TASK DESCRIPTION:
Your answer should be one number: how many lines of the data include the string "this"?

Collection entries:

--------------------

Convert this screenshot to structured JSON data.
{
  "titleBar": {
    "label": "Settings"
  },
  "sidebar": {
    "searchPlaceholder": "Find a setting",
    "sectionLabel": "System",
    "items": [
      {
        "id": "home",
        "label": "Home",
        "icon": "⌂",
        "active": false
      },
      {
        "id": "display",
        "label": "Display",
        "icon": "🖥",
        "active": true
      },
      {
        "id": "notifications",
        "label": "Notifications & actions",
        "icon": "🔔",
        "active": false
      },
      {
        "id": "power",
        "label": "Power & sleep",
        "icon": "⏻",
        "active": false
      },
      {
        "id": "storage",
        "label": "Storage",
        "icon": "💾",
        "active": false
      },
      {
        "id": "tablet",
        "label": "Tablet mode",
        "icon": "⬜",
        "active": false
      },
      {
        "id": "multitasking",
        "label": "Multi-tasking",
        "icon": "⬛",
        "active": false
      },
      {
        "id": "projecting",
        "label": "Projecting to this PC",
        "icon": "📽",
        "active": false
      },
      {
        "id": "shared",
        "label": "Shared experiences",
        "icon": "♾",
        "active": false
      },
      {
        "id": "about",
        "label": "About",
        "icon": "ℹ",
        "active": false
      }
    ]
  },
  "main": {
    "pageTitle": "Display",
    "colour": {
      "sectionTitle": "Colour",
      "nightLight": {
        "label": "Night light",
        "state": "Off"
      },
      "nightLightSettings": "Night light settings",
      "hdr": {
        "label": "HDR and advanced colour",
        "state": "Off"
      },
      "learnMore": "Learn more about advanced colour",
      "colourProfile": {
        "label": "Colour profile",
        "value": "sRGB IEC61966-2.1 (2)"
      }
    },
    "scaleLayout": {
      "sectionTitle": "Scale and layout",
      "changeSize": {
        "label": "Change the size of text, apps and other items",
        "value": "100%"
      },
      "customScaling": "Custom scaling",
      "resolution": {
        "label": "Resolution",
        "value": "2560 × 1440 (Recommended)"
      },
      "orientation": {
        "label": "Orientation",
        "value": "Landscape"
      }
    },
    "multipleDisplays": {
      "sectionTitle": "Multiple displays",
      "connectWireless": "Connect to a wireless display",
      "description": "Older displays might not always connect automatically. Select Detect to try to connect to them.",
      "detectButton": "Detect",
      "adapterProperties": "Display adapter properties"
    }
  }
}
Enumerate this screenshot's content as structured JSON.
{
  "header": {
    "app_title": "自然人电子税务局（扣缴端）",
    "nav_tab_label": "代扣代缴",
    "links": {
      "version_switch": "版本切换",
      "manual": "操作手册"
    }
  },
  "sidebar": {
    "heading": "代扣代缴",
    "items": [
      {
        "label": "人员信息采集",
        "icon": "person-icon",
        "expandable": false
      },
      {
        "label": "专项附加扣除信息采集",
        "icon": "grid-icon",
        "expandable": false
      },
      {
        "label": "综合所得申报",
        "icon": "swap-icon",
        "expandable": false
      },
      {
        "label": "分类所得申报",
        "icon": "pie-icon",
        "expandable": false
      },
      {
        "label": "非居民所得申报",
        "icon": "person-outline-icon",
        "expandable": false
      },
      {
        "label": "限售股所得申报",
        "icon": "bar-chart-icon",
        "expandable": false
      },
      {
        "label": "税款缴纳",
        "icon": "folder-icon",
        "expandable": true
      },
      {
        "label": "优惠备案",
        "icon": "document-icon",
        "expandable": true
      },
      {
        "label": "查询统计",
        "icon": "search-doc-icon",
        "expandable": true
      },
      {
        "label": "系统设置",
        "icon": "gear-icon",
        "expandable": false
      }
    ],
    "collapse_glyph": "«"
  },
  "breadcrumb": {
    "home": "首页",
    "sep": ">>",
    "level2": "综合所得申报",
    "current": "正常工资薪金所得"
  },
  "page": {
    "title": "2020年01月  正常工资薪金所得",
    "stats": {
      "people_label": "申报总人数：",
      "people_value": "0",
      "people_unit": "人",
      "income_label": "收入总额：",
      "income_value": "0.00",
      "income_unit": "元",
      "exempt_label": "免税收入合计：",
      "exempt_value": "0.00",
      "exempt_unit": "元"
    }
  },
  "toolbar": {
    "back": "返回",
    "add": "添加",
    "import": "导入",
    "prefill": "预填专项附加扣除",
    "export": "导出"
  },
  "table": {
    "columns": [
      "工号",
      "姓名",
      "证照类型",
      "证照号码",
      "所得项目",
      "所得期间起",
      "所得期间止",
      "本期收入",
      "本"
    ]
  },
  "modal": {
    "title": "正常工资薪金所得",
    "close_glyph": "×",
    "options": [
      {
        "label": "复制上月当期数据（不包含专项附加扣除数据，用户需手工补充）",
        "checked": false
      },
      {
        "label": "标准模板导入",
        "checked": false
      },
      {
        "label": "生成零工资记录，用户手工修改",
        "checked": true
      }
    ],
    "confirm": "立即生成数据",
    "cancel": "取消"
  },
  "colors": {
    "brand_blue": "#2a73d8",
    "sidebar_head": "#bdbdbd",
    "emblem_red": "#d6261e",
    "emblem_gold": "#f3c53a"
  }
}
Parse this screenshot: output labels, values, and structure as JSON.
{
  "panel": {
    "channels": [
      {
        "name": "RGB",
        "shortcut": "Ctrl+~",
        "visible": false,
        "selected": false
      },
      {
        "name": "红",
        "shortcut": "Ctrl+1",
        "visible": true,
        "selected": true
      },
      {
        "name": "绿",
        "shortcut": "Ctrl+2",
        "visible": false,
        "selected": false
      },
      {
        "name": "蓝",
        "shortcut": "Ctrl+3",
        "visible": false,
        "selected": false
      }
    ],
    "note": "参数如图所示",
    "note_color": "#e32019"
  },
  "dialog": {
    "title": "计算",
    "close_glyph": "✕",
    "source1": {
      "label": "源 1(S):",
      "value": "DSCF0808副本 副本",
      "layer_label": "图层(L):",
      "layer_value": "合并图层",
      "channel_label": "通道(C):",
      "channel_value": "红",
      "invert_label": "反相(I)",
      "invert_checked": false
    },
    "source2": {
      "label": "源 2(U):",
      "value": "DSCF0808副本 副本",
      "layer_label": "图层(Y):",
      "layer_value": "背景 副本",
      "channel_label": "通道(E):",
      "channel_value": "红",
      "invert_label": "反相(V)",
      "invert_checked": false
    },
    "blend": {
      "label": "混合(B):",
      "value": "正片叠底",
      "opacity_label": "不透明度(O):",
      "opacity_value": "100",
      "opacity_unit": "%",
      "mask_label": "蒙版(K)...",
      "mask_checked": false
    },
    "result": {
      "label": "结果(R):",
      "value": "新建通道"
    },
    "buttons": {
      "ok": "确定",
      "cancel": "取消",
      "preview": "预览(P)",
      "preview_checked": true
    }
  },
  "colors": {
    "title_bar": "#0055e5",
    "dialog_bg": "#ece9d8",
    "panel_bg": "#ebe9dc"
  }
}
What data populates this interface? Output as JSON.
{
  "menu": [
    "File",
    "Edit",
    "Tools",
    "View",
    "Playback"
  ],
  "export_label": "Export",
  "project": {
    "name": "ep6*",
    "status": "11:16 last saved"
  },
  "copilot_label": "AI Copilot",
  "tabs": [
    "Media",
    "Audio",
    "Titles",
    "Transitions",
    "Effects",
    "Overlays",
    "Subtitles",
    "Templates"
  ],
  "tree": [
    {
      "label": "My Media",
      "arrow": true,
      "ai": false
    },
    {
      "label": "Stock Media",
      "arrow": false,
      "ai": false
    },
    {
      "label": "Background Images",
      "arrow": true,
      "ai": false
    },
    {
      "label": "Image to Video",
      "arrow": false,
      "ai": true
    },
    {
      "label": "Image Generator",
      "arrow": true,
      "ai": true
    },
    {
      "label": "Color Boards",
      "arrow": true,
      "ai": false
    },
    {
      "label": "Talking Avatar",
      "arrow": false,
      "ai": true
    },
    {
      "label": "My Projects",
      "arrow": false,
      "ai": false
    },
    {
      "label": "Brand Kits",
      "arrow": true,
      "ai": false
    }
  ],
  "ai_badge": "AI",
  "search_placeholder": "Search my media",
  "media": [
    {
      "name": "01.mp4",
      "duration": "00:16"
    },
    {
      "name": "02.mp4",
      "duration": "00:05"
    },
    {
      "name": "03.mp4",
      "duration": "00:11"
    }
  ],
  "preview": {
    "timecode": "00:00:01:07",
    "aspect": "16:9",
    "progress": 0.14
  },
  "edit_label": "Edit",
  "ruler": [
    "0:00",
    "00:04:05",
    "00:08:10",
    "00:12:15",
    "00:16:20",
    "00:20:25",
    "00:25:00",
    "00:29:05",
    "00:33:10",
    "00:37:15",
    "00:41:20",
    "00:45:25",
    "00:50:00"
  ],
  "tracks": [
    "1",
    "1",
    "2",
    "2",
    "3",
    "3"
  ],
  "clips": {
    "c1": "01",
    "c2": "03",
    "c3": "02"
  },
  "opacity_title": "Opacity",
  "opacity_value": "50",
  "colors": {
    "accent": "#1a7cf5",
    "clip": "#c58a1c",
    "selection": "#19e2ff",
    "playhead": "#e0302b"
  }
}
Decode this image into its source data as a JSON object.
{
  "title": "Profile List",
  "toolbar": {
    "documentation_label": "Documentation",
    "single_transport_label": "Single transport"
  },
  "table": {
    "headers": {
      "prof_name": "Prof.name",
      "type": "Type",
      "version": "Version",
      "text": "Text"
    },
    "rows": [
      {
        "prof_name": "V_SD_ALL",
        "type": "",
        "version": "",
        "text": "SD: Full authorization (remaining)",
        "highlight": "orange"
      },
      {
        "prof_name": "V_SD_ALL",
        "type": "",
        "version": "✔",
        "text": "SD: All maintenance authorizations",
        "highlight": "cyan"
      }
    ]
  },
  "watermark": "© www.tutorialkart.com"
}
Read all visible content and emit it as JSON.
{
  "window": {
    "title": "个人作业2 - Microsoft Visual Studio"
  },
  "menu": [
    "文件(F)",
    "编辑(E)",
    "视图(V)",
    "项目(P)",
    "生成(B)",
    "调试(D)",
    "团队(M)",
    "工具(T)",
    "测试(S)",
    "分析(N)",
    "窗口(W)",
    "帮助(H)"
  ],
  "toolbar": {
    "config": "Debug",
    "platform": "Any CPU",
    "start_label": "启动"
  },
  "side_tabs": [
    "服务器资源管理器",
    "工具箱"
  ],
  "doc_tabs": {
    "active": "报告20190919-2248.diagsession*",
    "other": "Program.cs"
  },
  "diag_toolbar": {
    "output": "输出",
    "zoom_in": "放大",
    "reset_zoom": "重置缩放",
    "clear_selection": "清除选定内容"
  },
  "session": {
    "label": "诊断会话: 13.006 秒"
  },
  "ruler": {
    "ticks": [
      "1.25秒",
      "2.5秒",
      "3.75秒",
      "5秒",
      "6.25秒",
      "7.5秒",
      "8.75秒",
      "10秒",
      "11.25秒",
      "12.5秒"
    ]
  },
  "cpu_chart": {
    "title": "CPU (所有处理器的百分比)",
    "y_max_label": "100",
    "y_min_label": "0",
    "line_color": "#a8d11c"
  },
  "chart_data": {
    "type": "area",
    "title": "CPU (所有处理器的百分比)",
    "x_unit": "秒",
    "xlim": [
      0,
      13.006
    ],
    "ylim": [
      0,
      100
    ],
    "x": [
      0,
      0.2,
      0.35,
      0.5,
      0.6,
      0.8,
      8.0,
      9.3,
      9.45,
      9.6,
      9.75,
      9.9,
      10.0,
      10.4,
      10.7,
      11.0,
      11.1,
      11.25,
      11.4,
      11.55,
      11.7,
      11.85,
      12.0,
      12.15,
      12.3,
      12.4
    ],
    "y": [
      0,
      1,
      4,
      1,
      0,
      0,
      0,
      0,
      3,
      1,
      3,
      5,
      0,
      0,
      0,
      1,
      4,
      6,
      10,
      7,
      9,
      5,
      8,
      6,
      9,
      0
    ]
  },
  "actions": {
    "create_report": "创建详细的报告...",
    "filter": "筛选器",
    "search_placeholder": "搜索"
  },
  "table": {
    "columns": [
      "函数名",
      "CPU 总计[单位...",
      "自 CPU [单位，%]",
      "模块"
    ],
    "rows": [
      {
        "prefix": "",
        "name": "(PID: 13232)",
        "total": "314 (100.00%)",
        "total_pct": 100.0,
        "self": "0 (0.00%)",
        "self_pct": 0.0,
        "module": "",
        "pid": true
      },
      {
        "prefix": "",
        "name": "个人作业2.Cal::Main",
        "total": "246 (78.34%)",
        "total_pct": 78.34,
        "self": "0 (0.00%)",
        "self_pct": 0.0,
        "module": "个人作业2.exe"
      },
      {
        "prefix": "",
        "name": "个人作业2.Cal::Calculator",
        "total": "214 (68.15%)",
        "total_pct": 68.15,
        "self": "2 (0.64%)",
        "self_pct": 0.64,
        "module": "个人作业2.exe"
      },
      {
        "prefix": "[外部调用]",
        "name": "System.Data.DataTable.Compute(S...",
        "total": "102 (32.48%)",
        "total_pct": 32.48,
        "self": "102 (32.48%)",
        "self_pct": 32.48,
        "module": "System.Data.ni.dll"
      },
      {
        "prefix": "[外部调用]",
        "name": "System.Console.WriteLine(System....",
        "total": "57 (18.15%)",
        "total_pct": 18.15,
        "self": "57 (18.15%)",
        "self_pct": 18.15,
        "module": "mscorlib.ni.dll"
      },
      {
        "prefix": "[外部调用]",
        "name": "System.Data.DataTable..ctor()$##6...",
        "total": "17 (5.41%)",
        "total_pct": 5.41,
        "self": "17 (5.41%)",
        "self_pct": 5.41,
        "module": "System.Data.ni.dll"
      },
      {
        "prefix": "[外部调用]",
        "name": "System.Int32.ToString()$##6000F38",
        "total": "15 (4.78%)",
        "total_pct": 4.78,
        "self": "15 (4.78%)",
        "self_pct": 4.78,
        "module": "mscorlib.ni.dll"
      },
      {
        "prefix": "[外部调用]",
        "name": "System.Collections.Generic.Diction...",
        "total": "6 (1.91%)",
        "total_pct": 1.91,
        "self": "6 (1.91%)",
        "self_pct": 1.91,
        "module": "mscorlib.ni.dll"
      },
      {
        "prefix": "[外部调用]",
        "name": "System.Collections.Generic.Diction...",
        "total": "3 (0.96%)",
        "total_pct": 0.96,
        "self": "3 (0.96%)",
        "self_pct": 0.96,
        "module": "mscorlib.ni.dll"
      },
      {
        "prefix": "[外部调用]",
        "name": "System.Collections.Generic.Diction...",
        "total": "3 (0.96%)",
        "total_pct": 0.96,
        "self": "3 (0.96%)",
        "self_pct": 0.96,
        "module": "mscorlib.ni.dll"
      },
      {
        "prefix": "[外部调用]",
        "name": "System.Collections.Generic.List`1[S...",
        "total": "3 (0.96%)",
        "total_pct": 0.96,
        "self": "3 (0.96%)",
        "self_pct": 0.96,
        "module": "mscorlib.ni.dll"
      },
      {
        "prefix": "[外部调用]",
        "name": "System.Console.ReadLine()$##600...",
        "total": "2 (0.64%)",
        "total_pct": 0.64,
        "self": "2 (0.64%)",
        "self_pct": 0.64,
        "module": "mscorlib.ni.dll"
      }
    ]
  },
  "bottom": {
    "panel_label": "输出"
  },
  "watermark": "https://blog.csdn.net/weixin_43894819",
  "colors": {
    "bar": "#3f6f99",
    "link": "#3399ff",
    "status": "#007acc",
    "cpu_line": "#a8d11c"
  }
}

--------------------

TASK OUTPUT:
6